Short exercise - Below are some records. Count the lines with "xlabel" in them and give nothing but the total.

Dataset entries -

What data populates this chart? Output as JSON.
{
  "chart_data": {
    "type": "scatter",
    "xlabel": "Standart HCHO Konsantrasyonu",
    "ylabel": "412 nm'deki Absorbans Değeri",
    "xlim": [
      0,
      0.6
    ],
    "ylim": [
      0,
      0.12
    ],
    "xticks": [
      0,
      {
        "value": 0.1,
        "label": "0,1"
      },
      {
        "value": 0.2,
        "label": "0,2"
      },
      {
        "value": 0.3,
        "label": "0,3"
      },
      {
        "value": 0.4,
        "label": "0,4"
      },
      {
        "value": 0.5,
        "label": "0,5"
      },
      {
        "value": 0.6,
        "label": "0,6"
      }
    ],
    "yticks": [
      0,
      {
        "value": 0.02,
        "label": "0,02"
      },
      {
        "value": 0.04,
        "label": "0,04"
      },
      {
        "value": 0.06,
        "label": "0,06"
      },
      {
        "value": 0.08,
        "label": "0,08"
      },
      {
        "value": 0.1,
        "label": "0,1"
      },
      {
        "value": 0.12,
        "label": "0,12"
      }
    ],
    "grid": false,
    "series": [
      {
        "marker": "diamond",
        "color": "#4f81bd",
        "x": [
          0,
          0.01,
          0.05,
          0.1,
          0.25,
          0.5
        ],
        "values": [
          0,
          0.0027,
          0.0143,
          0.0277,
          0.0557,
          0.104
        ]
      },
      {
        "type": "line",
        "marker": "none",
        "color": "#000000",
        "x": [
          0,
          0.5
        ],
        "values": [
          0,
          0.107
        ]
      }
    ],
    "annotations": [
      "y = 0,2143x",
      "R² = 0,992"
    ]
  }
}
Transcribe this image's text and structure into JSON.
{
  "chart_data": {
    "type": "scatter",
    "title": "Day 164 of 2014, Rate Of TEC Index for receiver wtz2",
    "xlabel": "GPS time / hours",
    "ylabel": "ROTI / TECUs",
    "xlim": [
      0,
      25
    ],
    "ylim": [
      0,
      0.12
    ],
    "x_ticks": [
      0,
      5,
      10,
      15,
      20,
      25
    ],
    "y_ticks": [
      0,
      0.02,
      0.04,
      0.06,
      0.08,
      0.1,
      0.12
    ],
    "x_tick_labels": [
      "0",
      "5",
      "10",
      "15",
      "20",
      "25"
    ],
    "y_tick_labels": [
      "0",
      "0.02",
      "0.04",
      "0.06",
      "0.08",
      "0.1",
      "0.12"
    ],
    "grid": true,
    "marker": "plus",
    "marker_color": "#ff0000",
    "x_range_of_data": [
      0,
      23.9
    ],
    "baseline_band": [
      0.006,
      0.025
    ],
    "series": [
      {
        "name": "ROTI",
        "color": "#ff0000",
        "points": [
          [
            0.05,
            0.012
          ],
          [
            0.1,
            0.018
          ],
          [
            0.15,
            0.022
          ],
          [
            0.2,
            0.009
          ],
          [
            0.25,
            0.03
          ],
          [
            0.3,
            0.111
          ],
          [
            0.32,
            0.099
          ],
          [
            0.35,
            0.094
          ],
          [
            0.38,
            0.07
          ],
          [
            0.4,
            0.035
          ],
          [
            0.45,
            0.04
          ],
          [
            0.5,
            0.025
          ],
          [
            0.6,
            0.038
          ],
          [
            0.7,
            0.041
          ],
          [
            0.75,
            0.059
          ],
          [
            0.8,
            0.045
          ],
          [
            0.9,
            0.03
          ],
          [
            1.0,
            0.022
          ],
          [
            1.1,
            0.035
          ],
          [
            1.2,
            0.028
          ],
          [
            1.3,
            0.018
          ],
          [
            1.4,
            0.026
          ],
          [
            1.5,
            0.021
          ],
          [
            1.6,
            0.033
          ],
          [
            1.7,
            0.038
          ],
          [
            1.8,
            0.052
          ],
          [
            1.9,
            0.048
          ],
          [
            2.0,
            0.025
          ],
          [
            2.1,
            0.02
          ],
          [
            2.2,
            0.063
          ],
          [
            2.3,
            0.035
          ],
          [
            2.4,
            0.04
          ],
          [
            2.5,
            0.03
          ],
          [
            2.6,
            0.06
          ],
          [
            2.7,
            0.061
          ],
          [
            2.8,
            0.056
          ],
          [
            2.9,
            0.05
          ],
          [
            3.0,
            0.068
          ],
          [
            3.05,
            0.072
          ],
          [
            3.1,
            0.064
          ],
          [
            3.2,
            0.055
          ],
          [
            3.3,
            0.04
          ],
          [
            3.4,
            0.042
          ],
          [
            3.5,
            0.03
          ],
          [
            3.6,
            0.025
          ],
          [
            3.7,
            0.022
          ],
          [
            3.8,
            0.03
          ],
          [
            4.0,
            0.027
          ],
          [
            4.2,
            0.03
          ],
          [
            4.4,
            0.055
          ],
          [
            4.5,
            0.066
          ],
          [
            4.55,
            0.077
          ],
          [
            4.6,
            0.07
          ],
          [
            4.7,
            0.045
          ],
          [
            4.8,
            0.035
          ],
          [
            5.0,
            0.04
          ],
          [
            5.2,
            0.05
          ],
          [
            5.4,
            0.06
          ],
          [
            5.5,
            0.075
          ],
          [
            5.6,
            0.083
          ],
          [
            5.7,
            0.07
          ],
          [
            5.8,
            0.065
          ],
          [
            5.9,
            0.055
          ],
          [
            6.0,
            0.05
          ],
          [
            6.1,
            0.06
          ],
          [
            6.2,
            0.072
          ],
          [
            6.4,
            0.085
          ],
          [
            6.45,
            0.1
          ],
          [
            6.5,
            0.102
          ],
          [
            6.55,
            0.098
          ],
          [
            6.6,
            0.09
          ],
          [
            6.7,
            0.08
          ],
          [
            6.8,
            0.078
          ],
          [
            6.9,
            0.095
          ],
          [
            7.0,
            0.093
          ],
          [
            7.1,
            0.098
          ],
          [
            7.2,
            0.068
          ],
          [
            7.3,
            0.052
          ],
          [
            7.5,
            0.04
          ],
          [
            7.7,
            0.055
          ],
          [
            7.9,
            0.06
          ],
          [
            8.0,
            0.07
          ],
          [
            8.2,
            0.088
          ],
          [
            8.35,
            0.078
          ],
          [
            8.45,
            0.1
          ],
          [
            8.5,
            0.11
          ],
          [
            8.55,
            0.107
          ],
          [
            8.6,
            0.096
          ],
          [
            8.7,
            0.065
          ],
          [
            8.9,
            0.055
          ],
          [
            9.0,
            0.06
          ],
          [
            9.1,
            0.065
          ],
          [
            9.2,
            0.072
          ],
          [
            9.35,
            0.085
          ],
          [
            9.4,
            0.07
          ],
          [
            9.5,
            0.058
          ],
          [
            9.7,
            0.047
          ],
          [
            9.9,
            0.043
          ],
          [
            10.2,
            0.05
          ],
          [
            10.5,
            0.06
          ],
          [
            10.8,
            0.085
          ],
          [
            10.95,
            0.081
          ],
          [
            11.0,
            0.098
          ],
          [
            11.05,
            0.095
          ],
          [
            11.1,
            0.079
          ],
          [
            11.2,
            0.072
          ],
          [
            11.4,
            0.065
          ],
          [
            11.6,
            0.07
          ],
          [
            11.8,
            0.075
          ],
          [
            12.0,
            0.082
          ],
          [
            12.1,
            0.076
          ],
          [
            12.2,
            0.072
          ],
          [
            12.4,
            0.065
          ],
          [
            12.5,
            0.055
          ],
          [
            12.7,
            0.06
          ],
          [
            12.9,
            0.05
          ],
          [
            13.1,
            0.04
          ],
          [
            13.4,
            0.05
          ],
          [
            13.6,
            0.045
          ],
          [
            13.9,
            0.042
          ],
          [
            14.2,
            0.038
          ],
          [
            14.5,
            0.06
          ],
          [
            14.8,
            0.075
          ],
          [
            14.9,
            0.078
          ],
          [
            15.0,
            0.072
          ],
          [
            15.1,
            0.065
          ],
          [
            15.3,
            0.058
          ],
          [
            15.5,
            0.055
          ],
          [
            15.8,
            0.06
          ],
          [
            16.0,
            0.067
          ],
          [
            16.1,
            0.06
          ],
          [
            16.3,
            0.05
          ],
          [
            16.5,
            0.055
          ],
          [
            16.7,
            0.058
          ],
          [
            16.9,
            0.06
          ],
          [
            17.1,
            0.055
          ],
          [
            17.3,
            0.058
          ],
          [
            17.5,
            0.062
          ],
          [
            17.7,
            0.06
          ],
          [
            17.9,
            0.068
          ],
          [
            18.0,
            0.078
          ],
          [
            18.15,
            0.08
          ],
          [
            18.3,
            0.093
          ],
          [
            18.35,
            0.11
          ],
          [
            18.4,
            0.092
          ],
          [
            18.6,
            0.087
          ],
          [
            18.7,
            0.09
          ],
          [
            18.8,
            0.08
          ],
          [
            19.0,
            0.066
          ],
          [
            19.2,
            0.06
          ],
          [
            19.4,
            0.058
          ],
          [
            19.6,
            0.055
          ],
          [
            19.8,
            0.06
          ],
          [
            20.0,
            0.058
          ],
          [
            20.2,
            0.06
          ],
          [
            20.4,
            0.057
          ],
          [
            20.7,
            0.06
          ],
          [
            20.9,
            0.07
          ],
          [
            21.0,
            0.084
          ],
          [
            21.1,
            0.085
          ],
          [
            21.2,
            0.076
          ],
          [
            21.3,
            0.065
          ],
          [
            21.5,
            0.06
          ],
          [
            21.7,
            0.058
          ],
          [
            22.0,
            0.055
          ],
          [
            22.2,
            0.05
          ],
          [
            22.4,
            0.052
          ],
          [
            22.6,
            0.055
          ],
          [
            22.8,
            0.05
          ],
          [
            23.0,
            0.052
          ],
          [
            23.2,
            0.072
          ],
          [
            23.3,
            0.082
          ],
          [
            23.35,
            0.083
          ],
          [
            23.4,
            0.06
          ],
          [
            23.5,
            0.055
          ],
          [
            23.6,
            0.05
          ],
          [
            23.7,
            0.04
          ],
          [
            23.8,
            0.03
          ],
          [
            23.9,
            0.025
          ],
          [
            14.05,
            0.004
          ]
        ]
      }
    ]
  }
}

Answer to the problem - 2